→ Task brief
List each line in which the string "have" appears.

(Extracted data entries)
┌──
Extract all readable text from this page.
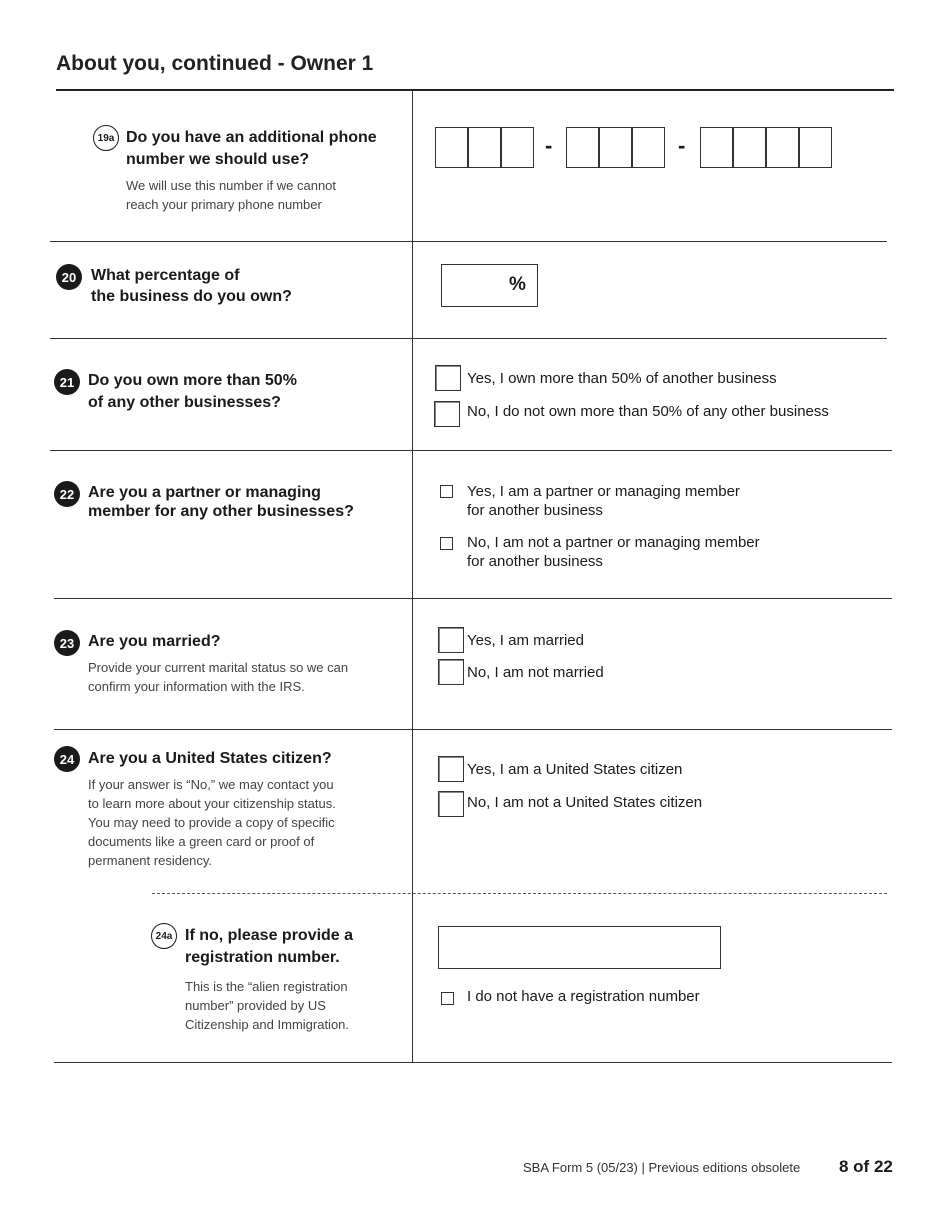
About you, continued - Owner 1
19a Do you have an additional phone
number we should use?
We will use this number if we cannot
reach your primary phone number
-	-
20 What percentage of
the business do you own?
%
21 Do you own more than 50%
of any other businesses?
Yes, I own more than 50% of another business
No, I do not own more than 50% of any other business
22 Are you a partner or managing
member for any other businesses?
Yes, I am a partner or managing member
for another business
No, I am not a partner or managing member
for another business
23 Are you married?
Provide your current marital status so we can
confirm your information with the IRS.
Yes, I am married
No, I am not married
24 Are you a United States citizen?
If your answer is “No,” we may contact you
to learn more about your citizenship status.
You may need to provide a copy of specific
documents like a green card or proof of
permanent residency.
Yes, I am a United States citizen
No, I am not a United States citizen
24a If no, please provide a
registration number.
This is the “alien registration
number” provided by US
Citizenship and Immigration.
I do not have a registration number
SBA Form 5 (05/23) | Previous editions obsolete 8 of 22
└──
┌──
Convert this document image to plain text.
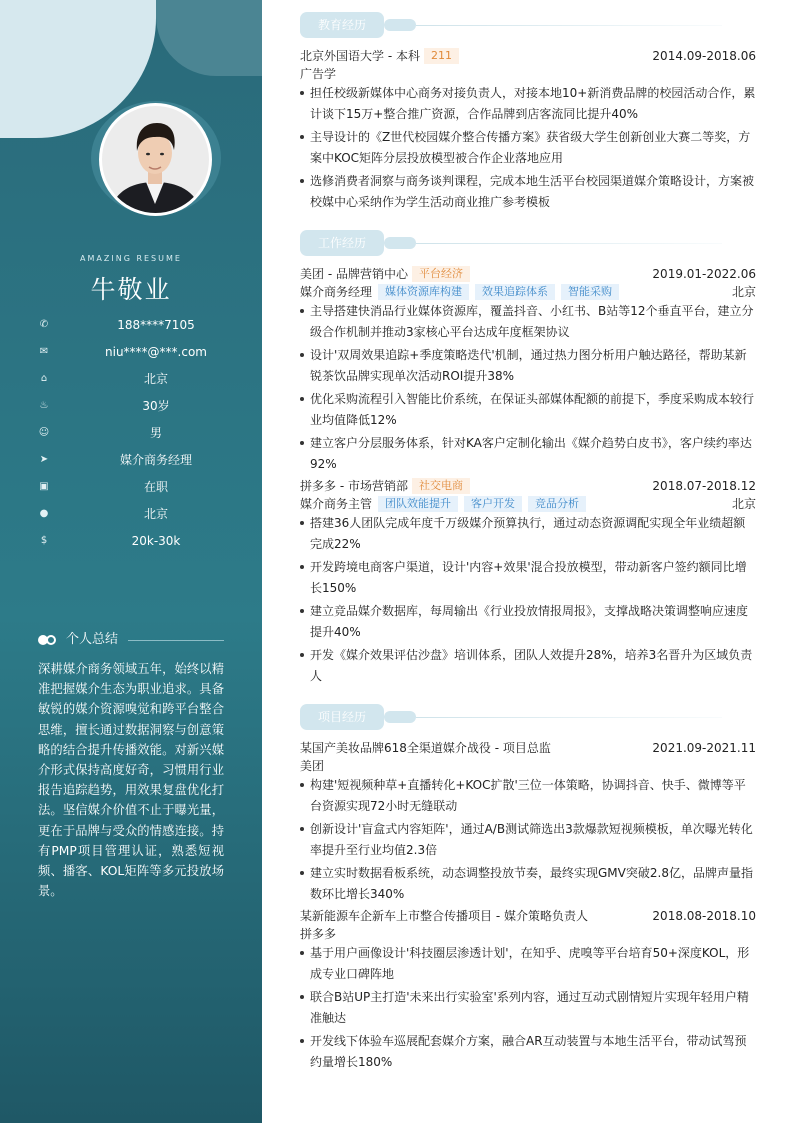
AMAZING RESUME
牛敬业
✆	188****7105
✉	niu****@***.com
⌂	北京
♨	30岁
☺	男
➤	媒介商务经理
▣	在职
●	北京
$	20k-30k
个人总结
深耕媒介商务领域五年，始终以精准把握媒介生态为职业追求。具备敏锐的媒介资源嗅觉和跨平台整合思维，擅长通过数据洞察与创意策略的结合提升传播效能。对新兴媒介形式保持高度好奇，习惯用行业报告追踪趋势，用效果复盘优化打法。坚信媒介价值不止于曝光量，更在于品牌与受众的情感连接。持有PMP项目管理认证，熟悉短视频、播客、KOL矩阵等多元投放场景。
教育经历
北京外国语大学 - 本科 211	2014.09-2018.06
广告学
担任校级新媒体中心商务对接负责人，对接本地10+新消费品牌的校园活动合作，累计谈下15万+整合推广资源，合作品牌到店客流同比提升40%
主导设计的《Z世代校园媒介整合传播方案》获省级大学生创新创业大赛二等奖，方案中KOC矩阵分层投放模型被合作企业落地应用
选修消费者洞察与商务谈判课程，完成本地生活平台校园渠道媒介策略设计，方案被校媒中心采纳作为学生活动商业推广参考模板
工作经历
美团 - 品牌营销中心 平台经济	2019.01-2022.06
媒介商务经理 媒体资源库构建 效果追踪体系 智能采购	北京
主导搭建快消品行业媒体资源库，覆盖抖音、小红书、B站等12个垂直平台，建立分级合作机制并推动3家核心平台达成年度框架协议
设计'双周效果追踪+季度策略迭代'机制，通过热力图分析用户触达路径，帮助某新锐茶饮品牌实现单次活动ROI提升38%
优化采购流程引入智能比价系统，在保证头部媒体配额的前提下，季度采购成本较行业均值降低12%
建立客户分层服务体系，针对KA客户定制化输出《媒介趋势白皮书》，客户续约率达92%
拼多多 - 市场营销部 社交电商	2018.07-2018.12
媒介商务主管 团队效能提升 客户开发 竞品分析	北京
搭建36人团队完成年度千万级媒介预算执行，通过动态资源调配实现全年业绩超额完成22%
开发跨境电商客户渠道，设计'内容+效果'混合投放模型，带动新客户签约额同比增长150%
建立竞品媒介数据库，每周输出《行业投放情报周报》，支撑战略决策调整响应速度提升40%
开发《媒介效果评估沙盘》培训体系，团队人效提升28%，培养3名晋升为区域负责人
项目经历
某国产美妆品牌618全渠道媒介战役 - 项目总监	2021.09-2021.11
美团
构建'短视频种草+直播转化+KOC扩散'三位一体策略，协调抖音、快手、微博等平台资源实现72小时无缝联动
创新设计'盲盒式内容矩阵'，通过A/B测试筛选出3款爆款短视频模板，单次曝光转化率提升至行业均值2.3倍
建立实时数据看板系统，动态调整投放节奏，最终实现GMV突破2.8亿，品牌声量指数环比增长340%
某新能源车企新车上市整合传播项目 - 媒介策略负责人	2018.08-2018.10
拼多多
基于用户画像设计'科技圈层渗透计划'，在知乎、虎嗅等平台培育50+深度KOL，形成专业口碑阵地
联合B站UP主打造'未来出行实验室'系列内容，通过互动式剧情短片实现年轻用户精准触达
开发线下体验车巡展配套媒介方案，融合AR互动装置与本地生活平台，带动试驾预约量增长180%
└──
→ Exercise result
19a Do you have an additional phone
I do not have a registration number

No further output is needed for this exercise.